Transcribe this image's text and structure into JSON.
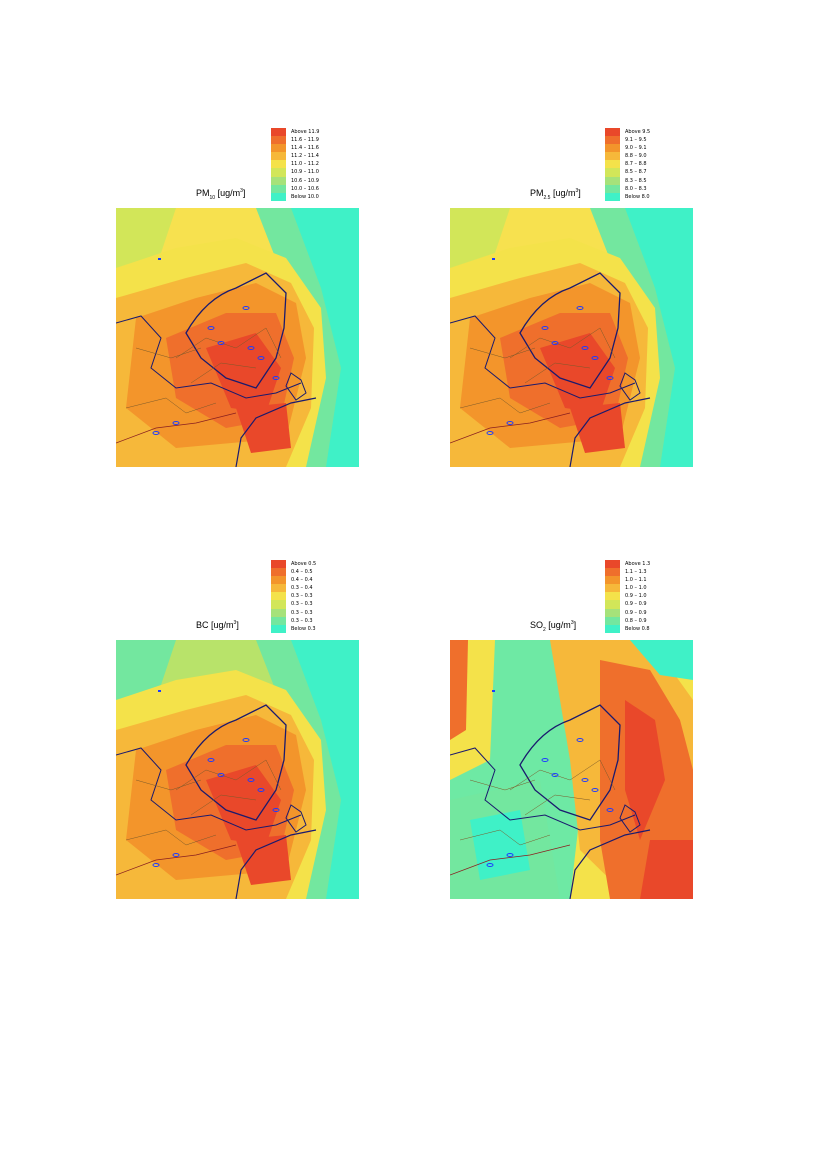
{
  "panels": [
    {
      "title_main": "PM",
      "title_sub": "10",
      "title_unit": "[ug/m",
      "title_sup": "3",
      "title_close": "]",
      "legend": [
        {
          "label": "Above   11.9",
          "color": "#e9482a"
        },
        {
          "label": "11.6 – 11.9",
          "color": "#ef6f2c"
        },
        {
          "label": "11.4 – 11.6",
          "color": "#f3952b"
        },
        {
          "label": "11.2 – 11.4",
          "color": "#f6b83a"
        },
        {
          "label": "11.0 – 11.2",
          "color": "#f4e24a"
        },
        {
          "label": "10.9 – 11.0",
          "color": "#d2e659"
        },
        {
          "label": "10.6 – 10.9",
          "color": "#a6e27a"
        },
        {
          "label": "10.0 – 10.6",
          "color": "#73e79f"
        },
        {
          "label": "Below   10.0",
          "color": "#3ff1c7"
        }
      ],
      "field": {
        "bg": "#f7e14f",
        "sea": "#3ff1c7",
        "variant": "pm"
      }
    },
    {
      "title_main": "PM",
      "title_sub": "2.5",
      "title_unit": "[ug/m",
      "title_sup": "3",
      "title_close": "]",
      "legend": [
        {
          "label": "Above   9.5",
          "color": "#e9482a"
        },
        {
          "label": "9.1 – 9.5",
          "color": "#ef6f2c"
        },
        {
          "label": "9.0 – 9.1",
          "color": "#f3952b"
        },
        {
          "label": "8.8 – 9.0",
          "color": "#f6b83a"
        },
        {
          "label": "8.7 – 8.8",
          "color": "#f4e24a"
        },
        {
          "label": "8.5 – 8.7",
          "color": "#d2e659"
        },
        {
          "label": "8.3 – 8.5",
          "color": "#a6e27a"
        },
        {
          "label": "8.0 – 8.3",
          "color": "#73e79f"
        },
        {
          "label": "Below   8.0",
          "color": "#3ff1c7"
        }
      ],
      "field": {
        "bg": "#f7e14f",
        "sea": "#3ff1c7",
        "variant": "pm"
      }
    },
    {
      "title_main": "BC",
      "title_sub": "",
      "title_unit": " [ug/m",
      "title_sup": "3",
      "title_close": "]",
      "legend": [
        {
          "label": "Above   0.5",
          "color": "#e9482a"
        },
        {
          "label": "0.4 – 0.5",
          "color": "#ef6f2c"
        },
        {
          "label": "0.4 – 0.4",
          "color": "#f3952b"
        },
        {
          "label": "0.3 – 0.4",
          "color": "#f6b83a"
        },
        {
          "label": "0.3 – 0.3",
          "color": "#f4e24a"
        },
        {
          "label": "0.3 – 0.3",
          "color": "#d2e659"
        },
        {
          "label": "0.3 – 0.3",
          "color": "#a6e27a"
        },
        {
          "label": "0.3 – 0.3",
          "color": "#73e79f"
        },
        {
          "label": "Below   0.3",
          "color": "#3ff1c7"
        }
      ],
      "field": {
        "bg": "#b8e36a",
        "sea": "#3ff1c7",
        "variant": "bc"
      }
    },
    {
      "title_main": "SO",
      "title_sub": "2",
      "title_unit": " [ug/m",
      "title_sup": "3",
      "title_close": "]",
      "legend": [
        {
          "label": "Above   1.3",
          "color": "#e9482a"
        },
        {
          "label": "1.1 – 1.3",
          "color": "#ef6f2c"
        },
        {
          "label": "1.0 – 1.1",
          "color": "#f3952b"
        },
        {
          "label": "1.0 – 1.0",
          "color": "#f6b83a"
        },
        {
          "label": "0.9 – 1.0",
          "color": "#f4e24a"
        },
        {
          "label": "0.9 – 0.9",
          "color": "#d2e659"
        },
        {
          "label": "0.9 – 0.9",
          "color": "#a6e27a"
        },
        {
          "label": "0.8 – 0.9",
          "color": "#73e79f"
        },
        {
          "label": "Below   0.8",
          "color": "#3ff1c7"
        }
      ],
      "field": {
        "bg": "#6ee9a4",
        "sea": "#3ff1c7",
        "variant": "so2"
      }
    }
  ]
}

-----

◆ **Exercise requirements**
Find the string "variant" in the records, then copy each line where it occurs.

◆ **Result for this task**
        "variant": "pm"
        "variant": "pm"
        "variant": "bc"
        "variant": "so2"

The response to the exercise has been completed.